Type out every line below exactly as it reads.

##### INPUT ROWS #####

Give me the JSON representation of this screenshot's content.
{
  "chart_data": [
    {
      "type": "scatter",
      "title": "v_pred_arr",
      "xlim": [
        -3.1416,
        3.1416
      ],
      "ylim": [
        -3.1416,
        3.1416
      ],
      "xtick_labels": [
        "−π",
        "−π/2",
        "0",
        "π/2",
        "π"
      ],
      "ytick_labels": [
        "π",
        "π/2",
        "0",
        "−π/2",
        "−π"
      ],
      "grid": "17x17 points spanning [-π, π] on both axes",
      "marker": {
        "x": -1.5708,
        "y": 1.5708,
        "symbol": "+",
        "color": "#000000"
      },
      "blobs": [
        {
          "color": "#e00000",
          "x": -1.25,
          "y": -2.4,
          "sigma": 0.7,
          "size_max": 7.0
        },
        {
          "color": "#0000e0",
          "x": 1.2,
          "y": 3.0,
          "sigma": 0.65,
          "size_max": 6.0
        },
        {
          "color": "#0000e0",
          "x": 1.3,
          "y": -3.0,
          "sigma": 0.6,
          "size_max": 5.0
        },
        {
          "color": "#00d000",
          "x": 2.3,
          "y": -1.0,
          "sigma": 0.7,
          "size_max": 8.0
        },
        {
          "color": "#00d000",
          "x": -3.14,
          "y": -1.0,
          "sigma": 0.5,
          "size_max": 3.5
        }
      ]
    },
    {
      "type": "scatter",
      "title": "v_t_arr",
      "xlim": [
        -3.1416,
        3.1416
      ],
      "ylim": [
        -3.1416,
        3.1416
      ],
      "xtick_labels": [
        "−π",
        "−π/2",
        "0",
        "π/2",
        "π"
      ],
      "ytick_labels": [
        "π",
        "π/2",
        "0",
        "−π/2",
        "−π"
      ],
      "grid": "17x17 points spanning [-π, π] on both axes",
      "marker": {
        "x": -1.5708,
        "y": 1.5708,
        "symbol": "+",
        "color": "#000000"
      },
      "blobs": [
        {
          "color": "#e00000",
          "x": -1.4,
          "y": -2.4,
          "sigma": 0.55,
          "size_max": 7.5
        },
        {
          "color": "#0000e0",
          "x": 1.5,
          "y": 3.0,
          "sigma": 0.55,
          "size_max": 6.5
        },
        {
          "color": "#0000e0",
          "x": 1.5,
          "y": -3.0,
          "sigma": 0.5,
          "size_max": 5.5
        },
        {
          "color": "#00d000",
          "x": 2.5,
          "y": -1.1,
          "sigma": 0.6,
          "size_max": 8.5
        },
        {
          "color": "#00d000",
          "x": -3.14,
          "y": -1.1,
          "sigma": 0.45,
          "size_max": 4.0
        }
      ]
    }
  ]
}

#####

[WORKED SOLUTION]
Give me the JSON representation of this screenshot's content.
{
  "chart_data": [
    {
      "type": "scatter",
      "title": "v_pred_arr",
      "xlim": [
        -3.1416,
        3.1416
      ],
      "ylim": [
        -3.1416,
        3.1416
      ],
      "xtick_labels": [
        "−π",
        "−π/2",
        "0",
        "π/2",
        "π"
      ],
      "ytick_labels": [
        "π",
        "π/2",
        "0",
        "−π/2",
        "−π"
      ],
      "grid": "17x17 points spanning [-π, π] on both axes",
      "marker": {
        "x": -1.5708,
        "y": 1.5708,
        "symbol": "+",
        "color": "#000000"
      },
      "blobs": [
        {
          "color": "#e00000",
          "x": -1.25,
          "y": -2.4,
          "sigma": 0.7,
          "size_max": 7.0
        },
        {
          "color": "#0000e0",
          "x": 1.2,
          "y": 3.0,
          "sigma": 0.65,
          "size_max": 6.0
        },
        {
          "color": "#0000e0",
          "x": 1.3,
          "y": -3.0,
          "sigma": 0.6,
          "size_max": 5.0
        },
        {
          "color": "#00d000",
          "x": 2.3,
          "y": -1.0,
          "sigma": 0.7,
          "size_max": 8.0
        },
        {
          "color": "#00d000",
          "x": -3.14,
          "y": -1.0,
          "sigma": 0.5,
          "size_max": 3.5
        }
      ]
    },
    {
      "type": "scatter",
      "title": "v_t_arr",
      "xlim": [
        -3.1416,
        3.1416
      ],
      "ylim": [
        -3.1416,
        3.1416
      ],
      "xtick_labels": [
        "−π",
        "−π/2",
        "0",
        "π/2",
        "π"
      ],
      "ytick_labels": [
        "π",
        "π/2",
        "0",
        "−π/2",
        "−π"
      ],
      "grid": "17x17 points spanning [-π, π] on both axes",
      "marker": {
        "x": -1.5708,
        "y": 1.5708,
        "symbol": "+",
        "color": "#000000"
      },
      "blobs": [
        {
          "color": "#e00000",
          "x": -1.4,
          "y": -2.4,
          "sigma": 0.55,
          "size_max": 7.5
        },
        {
          "color": "#0000e0",
          "x": 1.5,
          "y": 3.0,
          "sigma": 0.55,
          "size_max": 6.5
        },
        {
          "color": "#0000e0",
          "x": 1.5,
          "y": -3.0,
          "sigma": 0.5,
          "size_max": 5.5
        },
        {
          "color": "#00d000",
          "x": 2.5,
          "y": -1.1,
          "sigma": 0.6,
          "size_max": 8.5
        },
        {
          "color": "#00d000",
          "x": -3.14,
          "y": -1.1,
          "sigma": 0.45,
          "size_max": 4.0
        }
      ]
    }
  ]
}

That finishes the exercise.